:: What is expected ::
Find the lines that contain the word "JSON" and copy each one.

(Extracted data entries)
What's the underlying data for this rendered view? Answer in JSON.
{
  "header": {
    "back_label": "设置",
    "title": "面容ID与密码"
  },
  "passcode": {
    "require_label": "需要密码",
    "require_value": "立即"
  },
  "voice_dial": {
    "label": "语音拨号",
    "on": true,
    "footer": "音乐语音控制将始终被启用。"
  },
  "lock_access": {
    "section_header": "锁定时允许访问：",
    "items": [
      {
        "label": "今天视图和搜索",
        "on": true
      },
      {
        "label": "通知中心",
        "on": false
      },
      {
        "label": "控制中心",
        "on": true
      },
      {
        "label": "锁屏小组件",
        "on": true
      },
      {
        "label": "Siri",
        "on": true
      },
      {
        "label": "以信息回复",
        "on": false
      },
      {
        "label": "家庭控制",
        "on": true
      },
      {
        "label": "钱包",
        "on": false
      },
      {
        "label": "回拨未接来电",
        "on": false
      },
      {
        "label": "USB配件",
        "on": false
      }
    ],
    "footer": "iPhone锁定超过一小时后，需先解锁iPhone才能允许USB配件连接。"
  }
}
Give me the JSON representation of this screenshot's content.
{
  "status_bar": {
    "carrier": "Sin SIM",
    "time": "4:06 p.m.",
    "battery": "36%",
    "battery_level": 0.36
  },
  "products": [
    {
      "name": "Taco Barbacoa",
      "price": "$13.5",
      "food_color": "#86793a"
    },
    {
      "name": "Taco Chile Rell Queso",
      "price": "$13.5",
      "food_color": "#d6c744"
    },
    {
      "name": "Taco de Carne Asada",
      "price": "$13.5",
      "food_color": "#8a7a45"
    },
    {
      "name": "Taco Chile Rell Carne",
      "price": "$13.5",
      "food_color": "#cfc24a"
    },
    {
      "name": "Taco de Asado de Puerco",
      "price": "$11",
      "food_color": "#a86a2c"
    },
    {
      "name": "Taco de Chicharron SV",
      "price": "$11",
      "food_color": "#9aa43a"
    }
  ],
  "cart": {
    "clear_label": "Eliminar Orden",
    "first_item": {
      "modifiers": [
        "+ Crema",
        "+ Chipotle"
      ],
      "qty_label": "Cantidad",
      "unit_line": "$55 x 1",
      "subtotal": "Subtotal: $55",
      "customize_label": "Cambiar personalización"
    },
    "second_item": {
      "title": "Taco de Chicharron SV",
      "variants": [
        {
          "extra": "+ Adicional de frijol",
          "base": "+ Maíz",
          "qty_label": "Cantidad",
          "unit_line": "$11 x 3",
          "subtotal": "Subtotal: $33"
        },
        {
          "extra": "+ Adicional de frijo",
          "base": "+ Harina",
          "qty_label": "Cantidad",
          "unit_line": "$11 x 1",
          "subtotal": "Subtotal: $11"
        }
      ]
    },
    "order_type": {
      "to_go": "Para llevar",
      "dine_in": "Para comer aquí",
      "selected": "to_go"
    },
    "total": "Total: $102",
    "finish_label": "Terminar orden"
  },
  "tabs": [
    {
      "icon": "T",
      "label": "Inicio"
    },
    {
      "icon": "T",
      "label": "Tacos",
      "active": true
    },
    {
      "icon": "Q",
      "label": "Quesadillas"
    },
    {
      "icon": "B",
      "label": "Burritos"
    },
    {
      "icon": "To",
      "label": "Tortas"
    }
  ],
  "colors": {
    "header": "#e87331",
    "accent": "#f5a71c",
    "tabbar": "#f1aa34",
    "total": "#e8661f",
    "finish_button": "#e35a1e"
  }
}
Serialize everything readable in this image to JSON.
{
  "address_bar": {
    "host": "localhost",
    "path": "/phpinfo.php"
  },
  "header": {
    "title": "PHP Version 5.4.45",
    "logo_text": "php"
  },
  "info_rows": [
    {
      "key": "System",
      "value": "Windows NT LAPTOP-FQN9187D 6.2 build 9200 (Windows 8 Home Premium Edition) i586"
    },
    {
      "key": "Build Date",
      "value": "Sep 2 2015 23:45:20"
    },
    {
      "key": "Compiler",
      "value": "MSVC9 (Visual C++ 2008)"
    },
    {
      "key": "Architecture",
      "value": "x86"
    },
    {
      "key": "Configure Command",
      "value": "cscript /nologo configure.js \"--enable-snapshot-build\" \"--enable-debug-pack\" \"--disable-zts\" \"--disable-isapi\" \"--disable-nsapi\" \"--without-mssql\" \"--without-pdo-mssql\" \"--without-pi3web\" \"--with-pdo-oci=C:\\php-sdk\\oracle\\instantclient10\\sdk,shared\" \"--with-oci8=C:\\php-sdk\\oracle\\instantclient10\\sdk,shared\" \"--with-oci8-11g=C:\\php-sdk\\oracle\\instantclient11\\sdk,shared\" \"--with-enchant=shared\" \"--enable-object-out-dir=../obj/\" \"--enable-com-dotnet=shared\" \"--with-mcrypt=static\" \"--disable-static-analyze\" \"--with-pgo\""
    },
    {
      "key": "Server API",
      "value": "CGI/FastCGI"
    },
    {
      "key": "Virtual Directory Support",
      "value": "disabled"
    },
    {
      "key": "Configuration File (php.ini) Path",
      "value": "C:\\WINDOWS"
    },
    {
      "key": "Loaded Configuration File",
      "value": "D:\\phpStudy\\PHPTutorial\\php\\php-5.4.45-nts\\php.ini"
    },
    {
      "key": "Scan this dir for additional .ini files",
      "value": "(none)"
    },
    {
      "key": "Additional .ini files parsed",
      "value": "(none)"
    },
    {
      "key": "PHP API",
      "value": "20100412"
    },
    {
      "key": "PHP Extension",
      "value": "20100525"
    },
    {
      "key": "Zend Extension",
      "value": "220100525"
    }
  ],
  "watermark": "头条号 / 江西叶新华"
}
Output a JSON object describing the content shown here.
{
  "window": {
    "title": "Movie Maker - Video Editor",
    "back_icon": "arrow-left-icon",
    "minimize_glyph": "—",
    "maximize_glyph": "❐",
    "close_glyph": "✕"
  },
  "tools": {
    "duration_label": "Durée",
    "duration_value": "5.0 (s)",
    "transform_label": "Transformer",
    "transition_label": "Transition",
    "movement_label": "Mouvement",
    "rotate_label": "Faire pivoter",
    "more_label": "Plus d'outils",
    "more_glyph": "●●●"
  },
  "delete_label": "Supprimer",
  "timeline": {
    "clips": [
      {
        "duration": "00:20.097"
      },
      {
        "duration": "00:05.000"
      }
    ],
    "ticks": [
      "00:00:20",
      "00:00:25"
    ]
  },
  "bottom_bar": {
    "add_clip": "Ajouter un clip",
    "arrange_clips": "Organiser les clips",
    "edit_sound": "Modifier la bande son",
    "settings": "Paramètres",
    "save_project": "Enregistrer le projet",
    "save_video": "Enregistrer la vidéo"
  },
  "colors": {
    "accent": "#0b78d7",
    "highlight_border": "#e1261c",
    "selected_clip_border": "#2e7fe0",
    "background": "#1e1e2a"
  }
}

:: Task response ::
What's the underlying data for this rendered view? Answer in JSON.
Give me the JSON representation of this screenshot's content.
Serialize everything readable in this image to JSON.
Output a JSON object describing the content shown here.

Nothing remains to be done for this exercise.